Quote the listing in full, exactly as given, minus any pictures.

[START Data entries]

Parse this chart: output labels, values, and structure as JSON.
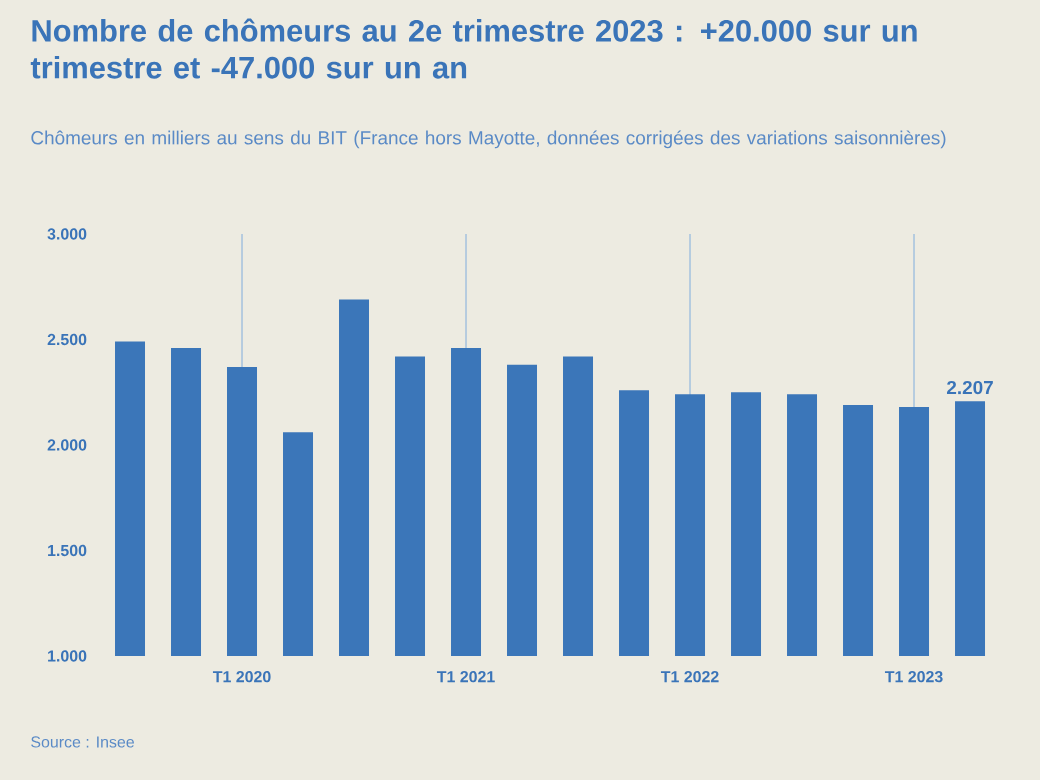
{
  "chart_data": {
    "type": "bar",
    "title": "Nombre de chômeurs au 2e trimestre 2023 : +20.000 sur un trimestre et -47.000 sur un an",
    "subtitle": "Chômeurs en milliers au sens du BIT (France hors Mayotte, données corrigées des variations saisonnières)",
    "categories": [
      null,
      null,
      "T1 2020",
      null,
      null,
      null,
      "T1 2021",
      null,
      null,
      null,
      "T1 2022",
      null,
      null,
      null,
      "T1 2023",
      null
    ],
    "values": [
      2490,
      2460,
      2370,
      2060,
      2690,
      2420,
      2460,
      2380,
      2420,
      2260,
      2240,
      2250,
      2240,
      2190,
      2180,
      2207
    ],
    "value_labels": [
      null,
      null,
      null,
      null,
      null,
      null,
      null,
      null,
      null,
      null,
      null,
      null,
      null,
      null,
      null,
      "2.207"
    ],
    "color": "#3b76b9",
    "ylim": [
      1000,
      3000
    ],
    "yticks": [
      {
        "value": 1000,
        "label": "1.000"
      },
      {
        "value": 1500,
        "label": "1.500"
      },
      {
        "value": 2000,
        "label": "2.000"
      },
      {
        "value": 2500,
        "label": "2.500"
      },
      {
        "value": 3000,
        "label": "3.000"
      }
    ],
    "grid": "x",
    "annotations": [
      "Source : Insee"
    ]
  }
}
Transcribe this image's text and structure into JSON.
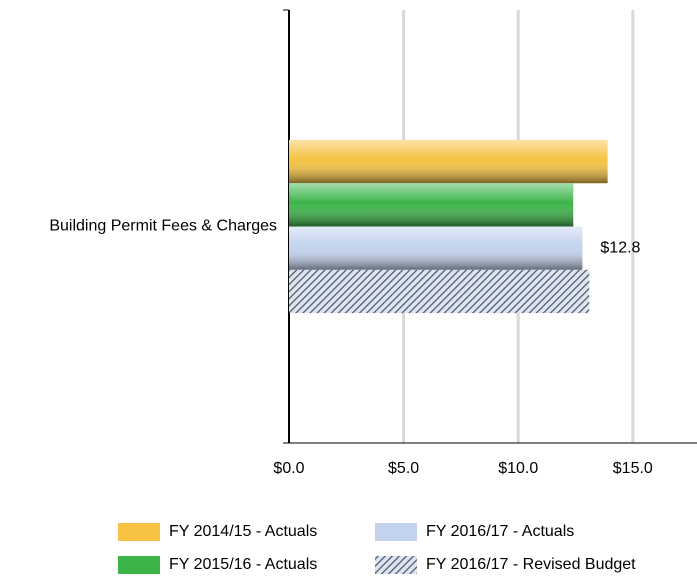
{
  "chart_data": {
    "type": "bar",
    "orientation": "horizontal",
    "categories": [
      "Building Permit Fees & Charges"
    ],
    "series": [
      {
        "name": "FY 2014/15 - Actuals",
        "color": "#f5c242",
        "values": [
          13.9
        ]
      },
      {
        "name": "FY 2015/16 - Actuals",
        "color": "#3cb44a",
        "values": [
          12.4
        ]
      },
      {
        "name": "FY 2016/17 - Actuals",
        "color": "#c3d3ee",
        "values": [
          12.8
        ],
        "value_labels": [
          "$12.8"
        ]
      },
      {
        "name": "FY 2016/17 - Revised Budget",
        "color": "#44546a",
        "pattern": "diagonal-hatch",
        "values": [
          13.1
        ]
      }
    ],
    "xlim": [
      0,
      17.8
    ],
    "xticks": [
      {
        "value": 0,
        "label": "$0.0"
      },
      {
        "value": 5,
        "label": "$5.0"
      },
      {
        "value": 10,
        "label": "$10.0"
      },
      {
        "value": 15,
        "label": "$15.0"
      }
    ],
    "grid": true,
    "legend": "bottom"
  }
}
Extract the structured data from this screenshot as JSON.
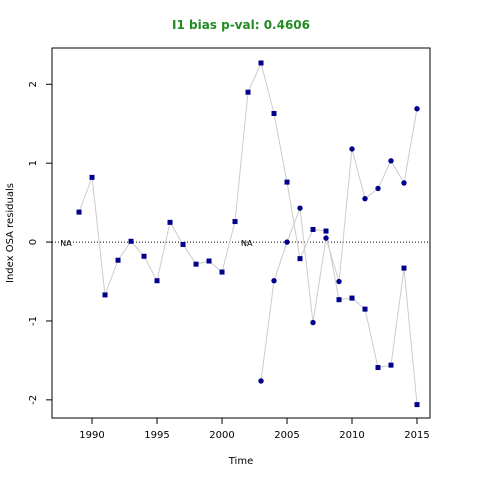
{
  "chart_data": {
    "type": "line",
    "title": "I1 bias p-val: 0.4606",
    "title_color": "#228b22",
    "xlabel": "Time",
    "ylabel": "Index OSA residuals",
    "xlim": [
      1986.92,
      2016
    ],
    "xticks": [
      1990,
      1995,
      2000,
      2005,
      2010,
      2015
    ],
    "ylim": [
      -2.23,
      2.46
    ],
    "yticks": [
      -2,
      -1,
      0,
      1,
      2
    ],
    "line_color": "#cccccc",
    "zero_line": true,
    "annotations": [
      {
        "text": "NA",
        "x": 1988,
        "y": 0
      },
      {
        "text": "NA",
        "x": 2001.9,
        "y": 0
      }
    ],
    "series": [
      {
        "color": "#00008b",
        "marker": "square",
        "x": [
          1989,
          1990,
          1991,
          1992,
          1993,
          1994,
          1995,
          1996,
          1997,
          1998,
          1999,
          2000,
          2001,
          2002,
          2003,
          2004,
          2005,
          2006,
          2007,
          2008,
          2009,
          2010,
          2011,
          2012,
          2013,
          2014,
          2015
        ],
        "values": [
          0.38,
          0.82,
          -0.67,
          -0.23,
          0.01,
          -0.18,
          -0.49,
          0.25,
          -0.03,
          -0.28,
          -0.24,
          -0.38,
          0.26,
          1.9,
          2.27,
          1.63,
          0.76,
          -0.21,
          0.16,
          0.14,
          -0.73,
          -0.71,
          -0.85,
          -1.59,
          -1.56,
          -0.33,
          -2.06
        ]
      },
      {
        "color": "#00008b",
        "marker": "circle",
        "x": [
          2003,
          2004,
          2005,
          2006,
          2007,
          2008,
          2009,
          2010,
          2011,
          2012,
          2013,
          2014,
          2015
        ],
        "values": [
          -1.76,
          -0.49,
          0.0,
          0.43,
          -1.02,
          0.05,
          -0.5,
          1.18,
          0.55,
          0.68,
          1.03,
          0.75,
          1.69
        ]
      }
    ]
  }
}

[END Data entries]

▶ Response
Parse this chart: output labels, values, and structure as JSON.
{
  "chart_data": {
    "type": "bar",
    "title": "Nombre de chômeurs au 2e trimestre 2023 : +20.000 sur un trimestre et -47.000 sur un an",
    "subtitle": "Chômeurs en milliers au sens du BIT (France hors Mayotte, données corrigées des variations saisonnières)",
    "categories": [
      null,
      null,
      "T1 2020",
      null,
      null,
      null,
      "T1 2021",
      null,
      null,
      null,
      "T1 2022",
      null,
      null,
      null,
      "T1 2023",
      null
    ],
    "values": [
      2490,
      2460,
      2370,
      2060,
      2690,
      2420,
      2460,
      2380,
      2420,
      2260,
      2240,
      2250,
      2240,
      2190,
      2180,
      2207
    ],
    "value_labels": [
      null,
      null,
      null,
      null,
      null,
      null,
      null,
      null,
      null,
      null,
      null,
      null,
      null,
      null,
      null,
      "2.207"
    ],
    "color": "#3b76b9",
    "ylim": [
      1000,
      3000
    ],
    "yticks": [
      {
        "value": 1000,
        "label": "1.000"
      },
      {
        "value": 1500,
        "label": "1.500"
      },
      {
        "value": 2000,
        "label": "2.000"
      },
      {
        "value": 2500,
        "label": "2.500"
      },
      {
        "value": 3000,
        "label": "3.000"
      }
    ],
    "grid": "x",
    "annotations": [
      "Source : Insee"
    ]
  }
}
Transcribe this image's text and structure into JSON.
{
  "chart_data": {
    "type": "bar",
    "orientation": "horizontal",
    "categories": [
      "Building Permit Fees & Charges"
    ],
    "series": [
      {
        "name": "FY 2014/15 - Actuals",
        "color": "#f5c242",
        "values": [
          13.9
        ]
      },
      {
        "name": "FY 2015/16 - Actuals",
        "color": "#3cb44a",
        "values": [
          12.4
        ]
      },
      {
        "name": "FY 2016/17 - Actuals",
        "color": "#c3d3ee",
        "values": [
          12.8
        ],
        "value_labels": [
          "$12.8"
        ]
      },
      {
        "name": "FY 2016/17 - Revised Budget",
        "color": "#44546a",
        "pattern": "diagonal-hatch",
        "values": [
          13.1
        ]
      }
    ],
    "xlim": [
      0,
      17.8
    ],
    "xticks": [
      {
        "value": 0,
        "label": "$0.0"
      },
      {
        "value": 5,
        "label": "$5.0"
      },
      {
        "value": 10,
        "label": "$10.0"
      },
      {
        "value": 15,
        "label": "$15.0"
      }
    ],
    "grid": true,
    "legend": "bottom"
  }
}
Extract the structured data from this screenshot as JSON.
{
  "chart_data": {
    "type": "line",
    "title": "I1 bias p-val: 0.4606",
    "title_color": "#228b22",
    "xlabel": "Time",
    "ylabel": "Index OSA residuals",
    "xlim": [
      1986.92,
      2016
    ],
    "xticks": [
      1990,
      1995,
      2000,
      2005,
      2010,
      2015
    ],
    "ylim": [
      -2.23,
      2.46
    ],
    "yticks": [
      -2,
      -1,
      0,
      1,
      2
    ],
    "line_color": "#cccccc",
    "zero_line": true,
    "annotations": [
      {
        "text": "NA",
        "x": 1988,
        "y": 0
      },
      {
        "text": "NA",
        "x": 2001.9,
        "y": 0
      }
    ],
    "series": [
      {
        "color": "#00008b",
        "marker": "square",
        "x": [
          1989,
          1990,
          1991,
          1992,
          1993,
          1994,
          1995,
          1996,
          1997,
          1998,
          1999,
          2000,
          2001,
          2002,
          2003,
          2004,
          2005,
          2006,
          2007,
          2008,
          2009,
          2010,
          2011,
          2012,
          2013,
          2014,
          2015
        ],
        "values": [
          0.38,
          0.82,
          -0.67,
          -0.23,
          0.01,
          -0.18,
          -0.49,
          0.25,
          -0.03,
          -0.28,
          -0.24,
          -0.38,
          0.26,
          1.9,
          2.27,
          1.63,
          0.76,
          -0.21,
          0.16,
          0.14,
          -0.73,
          -0.71,
          -0.85,
          -1.59,
          -1.56,
          -0.33,
          -2.06
        ]
      },
      {
        "color": "#00008b",
        "marker": "circle",
        "x": [
          2003,
          2004,
          2005,
          2006,
          2007,
          2008,
          2009,
          2010,
          2011,
          2012,
          2013,
          2014,
          2015
        ],
        "values": [
          -1.76,
          -0.49,
          0.0,
          0.43,
          -1.02,
          0.05,
          -0.5,
          1.18,
          0.55,
          0.68,
          1.03,
          0.75,
          1.69
        ]
      }
    ]
  }
}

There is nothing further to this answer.